◆ ИСХОДНЫЙ ТЕКСТ
....

Распечатать
Оценить статью
(Нет голосов)
 (0 голосов)
Поделиться статьей
Елизавета Громогласова

К.полит.н., эксперт РСМД

В истории Европы есть темные страницы. Напоминать о них — проявление неполиткорректности. Утверждают, что мир стал другим. Такой довод приводится и тогда, когда речь заходит о Холокосте. Люди помнят о Холокосте, но относятся к нему безучастно. Он уже стал музейным экспонатом, за посещение которого школьникам можно поставить зачет. Между тем нужно не только помнить, но и осознавать Холокост как правду, имеющую значение для сегодняшнего дня.

Там произошло нечто такое, с чем мы не можем смириться.
Никто из нас не может.

....

◆ Аннотации элементов макета
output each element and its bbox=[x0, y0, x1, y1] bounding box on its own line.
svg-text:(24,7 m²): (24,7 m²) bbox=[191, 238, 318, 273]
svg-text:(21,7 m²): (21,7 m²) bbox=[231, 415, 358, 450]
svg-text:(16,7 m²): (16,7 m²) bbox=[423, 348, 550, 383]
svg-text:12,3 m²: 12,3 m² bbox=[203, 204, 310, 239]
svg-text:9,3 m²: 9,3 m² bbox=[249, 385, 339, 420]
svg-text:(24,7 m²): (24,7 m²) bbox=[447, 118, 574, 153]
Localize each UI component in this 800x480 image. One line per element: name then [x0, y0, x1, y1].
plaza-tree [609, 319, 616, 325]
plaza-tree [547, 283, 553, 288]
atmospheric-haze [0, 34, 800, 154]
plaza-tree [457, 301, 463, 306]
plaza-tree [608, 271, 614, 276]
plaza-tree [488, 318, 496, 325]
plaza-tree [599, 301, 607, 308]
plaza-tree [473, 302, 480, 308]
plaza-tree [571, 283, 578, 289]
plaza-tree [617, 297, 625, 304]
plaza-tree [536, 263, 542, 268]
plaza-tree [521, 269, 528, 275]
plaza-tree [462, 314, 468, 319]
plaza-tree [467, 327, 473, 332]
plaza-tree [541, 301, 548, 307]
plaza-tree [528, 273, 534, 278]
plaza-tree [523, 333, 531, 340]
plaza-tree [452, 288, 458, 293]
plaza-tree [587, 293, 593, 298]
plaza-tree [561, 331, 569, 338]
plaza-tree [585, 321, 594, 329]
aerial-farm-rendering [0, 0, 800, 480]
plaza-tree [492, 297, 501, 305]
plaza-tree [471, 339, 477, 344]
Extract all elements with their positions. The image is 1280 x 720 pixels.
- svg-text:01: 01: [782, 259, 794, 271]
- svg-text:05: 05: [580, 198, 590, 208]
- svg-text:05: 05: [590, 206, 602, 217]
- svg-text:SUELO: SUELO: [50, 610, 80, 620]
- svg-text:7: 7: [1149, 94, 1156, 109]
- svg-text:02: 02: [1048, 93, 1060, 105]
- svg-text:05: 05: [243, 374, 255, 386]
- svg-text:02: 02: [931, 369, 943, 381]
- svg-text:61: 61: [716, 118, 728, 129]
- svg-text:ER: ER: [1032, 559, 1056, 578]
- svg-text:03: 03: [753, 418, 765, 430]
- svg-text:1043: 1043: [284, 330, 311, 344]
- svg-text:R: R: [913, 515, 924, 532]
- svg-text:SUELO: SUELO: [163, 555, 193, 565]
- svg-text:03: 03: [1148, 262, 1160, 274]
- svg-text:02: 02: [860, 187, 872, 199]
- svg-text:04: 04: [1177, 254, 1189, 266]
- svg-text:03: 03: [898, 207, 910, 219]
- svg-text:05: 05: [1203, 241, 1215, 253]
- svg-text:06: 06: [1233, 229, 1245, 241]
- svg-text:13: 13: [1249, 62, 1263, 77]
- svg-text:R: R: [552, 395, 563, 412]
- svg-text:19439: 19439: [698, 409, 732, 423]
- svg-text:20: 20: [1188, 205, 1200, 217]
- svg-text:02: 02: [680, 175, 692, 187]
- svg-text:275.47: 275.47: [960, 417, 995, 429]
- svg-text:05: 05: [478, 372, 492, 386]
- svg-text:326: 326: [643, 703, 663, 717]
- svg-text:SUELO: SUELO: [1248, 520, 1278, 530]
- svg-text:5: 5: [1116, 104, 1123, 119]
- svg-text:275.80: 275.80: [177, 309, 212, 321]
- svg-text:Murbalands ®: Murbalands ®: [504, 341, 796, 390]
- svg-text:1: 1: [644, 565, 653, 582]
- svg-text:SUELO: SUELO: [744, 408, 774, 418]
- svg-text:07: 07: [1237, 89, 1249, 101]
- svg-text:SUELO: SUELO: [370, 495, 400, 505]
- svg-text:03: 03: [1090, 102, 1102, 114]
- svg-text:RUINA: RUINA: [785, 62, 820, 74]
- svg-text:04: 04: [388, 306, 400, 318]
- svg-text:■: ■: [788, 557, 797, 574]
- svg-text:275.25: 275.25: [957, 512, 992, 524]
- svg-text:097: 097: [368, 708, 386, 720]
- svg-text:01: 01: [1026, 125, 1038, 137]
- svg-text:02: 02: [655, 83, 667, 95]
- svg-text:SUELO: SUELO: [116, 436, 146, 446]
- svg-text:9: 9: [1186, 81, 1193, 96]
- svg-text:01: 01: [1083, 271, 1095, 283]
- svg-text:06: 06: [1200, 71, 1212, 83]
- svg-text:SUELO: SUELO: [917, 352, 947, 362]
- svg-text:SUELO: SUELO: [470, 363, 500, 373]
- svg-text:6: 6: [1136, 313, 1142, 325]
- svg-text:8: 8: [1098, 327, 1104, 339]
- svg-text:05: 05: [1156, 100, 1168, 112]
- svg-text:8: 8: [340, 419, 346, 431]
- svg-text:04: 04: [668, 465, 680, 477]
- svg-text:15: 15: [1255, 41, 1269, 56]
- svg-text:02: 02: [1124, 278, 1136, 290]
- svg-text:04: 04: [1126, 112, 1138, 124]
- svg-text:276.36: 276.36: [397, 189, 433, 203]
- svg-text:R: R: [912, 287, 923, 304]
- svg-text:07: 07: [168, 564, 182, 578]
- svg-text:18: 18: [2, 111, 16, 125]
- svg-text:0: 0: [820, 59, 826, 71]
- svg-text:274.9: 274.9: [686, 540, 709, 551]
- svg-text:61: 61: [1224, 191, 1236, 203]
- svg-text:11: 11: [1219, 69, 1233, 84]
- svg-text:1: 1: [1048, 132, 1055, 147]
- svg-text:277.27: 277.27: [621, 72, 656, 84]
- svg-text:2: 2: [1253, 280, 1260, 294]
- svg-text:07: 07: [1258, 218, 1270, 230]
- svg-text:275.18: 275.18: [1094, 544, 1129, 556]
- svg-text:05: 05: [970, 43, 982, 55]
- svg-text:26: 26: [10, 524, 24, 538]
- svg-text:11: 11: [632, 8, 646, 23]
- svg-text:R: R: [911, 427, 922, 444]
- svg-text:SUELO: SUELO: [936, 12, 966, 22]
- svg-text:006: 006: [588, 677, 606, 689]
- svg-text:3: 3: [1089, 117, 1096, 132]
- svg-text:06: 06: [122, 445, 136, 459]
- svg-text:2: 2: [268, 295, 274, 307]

....

Ответьте на три вопроса по статье о Холокосте:
(а) Что указано под именем автора статьи?
(б) Во что, по словам статьи, уже превратился Холокост?
(в) Что, согласно статье, нужно делать помимо того, чтобы помнить о Холокосте?

◆ ОТВЕТ
(а) «К.полит.н., эксперт РСМД».
(б) В музейный экспонат, за посещение которого школьникам можно поставить зачет.
(в) Осознавать Холокост как правду, имеющую значение для сегодняшнего дня.